** Exercise input **
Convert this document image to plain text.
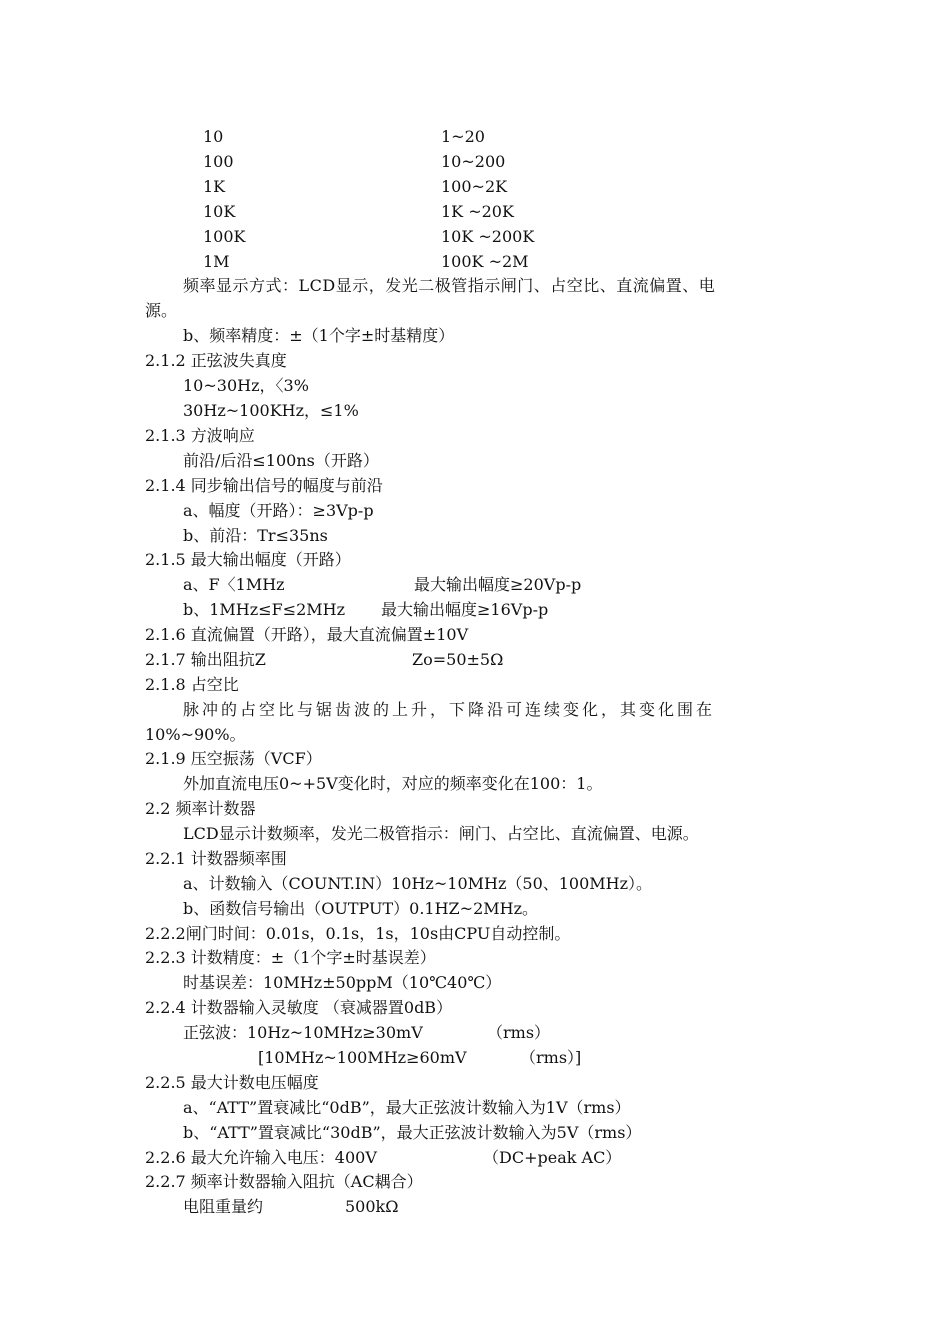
10	1~20
100	10~200
1K	100~2K
10K	1K ~20K
100K	10K ~200K
1M	100K ~2M
频率显示方式：LCD显示，发光二极管指示闸门、占空比、直流偏置、电
源。
b、频率精度：±（1个字±时基精度）
2.1.2 正弦波失真度
10~30Hz，〈3%
30Hz~100KHz，≤1%
2.1.3 方波响应
前沿/后沿≤100ns（开路）
2.1.4 同步输出信号的幅度与前沿
a、幅度（开路）：≥3Vp-p
b、前沿：Tr≤35ns
2.1.5 最大输出幅度（开路）
a、F〈1MHz	最大输出幅度≥20Vp-p
b、1MHz≤F≤2MHz 最大输出幅度≥16Vp-p
2.1.6 直流偏置（开路），最大直流偏置±10V
2.1.7 输出阻抗Z	Zo=50±5Ω
2.1.8 占空比
脉冲的占空比与锯齿波的上升，下降沿可连续变化，其变化围在
10%~90%。
2.1.9 压空振荡（VCF）
外加直流电压0~+5V变化时，对应的频率变化在100：1。
2.2 频率计数器
LCD显示计数频率，发光二极管指示：闸门、占空比、直流偏置、电源。
2.2.1 计数器频率围
a、计数输入（COUNT.IN）10Hz~10MHz（50、100MHz）。
b、函数信号输出（OUTPUT）0.1HZ~2MHz。
2.2.2闸门时间：0.01s，0.1s，1s，10s由CPU自动控制。
2.2.3 计数精度：±（1个字±时基误差）
时基误差：10MHz±50ppM（10℃40℃）
2.2.4 计数器输入灵敏度 （衰减器置0dB）
正弦波：10Hz~10MHz≥30mV	（rms）
[10MHz~100MHz≥60mV	（rms）]
2.2.5 最大计数电压幅度
a、“ATT”置衰减比“0dB”，最大正弦波计数输入为1V（rms）
b、“ATT”置衰减比“30dB”，最大正弦波计数输入为5V（rms）
2.2.6 最大允许输入电压：400V	（DC+peak AC）
2.2.7 频率计数器输入阻抗（AC耦合）
电阻重量约	500kΩ
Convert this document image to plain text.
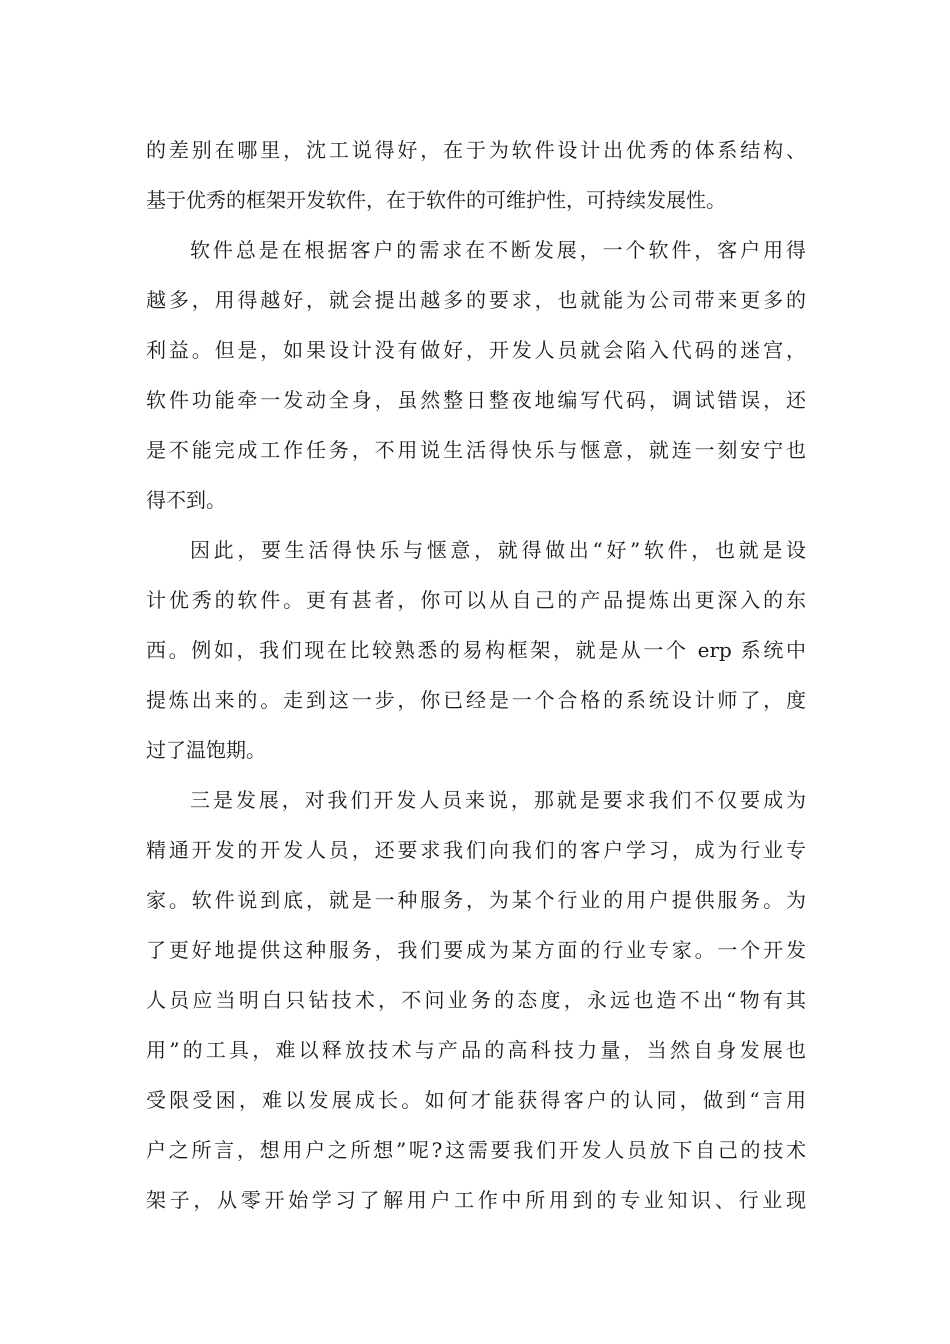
的差别在哪里，沈工说得好，在于为软件设计出优秀的体系结构、
基于优秀的框架开发软件，在于软件的可维护性，可持续发展性。
软件总是在根据客户的需求在不断发展，一个软件，客户用得
越多，用得越好，就会提出越多的要求，也就能为公司带来更多的
利益。但是，如果设计没有做好，开发人员就会陷入代码的迷宫，
软件功能牵一发动全身，虽然整日整夜地编写代码，调试错误，还
是不能完成工作任务，不用说生活得快乐与惬意，就连一刻安宁也
得不到。
因此，要生活得快乐与惬意，就得做出“好”软件，也就是设
计优秀的软件。更有甚者，你可以从自己的产品提炼出更深入的东
西。例如，我们现在比较熟悉的易构框架，就是从一个 erp 系统中
提炼出来的。走到这一步，你已经是一个合格的系统设计师了，度
过了温饱期。
三是发展，对我们开发人员来说，那就是要求我们不仅要成为
精通开发的开发人员，还要求我们向我们的客户学习，成为行业专
家。软件说到底，就是一种服务，为某个行业的用户提供服务。为
了更好地提供这种服务，我们要成为某方面的行业专家。一个开发
人员应当明白只钻技术，不问业务的态度，永远也造不出“物有其
用”的工具，难以释放技术与产品的高科技力量，当然自身发展也
受限受困，难以发展成长。如何才能获得客户的认同，做到“言用
户之所言，想用户之所想”呢?这需要我们开发人员放下自己的技术
架子，从零开始学习了解用户工作中所用到的专业知识、行业现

** What is needed **
Give back the entries verbatim. Do not include any picture.

** Response **
Convert this document image to plain text.
10	1~20
100	10~200
1K	100~2K
10K	1K ~20K
100K	10K ~200K
1M	100K ~2M
频率显示方式：LCD显示，发光二极管指示闸门、占空比、直流偏置、电
源。
b、频率精度：±（1个字±时基精度）
2.1.2 正弦波失真度
10~30Hz，〈3%
30Hz~100KHz，≤1%
2.1.3 方波响应
前沿/后沿≤100ns（开路）
2.1.4 同步输出信号的幅度与前沿
a、幅度（开路）：≥3Vp-p
b、前沿：Tr≤35ns
2.1.5 最大输出幅度（开路）
a、F〈1MHz	最大输出幅度≥20Vp-p
b、1MHz≤F≤2MHz 最大输出幅度≥16Vp-p
2.1.6 直流偏置（开路），最大直流偏置±10V
2.1.7 输出阻抗Z	Zo=50±5Ω
2.1.8 占空比
脉冲的占空比与锯齿波的上升，下降沿可连续变化，其变化围在
10%~90%。
2.1.9 压空振荡（VCF）
外加直流电压0~+5V变化时，对应的频率变化在100：1。
2.2 频率计数器
LCD显示计数频率，发光二极管指示：闸门、占空比、直流偏置、电源。
2.2.1 计数器频率围
a、计数输入（COUNT.IN）10Hz~10MHz（50、100MHz）。
b、函数信号输出（OUTPUT）0.1HZ~2MHz。
2.2.2闸门时间：0.01s，0.1s，1s，10s由CPU自动控制。
2.2.3 计数精度：±（1个字±时基误差）
时基误差：10MHz±50ppM（10℃40℃）
2.2.4 计数器输入灵敏度 （衰减器置0dB）
正弦波：10Hz~10MHz≥30mV	（rms）
[10MHz~100MHz≥60mV	（rms）]
2.2.5 最大计数电压幅度
a、“ATT”置衰减比“0dB”，最大正弦波计数输入为1V（rms）
b、“ATT”置衰减比“30dB”，最大正弦波计数输入为5V（rms）
2.2.6 最大允许输入电压：400V	（DC+peak AC）
2.2.7 频率计数器输入阻抗（AC耦合）
电阻重量约	500kΩ
Convert this document image to plain text.
的差别在哪里，沈工说得好，在于为软件设计出优秀的体系结构、
基于优秀的框架开发软件，在于软件的可维护性，可持续发展性。
软件总是在根据客户的需求在不断发展，一个软件，客户用得
越多，用得越好，就会提出越多的要求，也就能为公司带来更多的
利益。但是，如果设计没有做好，开发人员就会陷入代码的迷宫，
软件功能牵一发动全身，虽然整日整夜地编写代码，调试错误，还
是不能完成工作任务，不用说生活得快乐与惬意，就连一刻安宁也
得不到。
因此，要生活得快乐与惬意，就得做出“好”软件，也就是设
计优秀的软件。更有甚者，你可以从自己的产品提炼出更深入的东
西。例如，我们现在比较熟悉的易构框架，就是从一个 erp 系统中
提炼出来的。走到这一步，你已经是一个合格的系统设计师了，度
过了温饱期。
三是发展，对我们开发人员来说，那就是要求我们不仅要成为
精通开发的开发人员，还要求我们向我们的客户学习，成为行业专
家。软件说到底，就是一种服务，为某个行业的用户提供服务。为
了更好地提供这种服务，我们要成为某方面的行业专家。一个开发
人员应当明白只钻技术，不问业务的态度，永远也造不出“物有其
用”的工具，难以释放技术与产品的高科技力量，当然自身发展也
受限受困，难以发展成长。如何才能获得客户的认同，做到“言用
户之所言，想用户之所想”呢?这需要我们开发人员放下自己的技术
架子，从零开始学习了解用户工作中所用到的专业知识、行业现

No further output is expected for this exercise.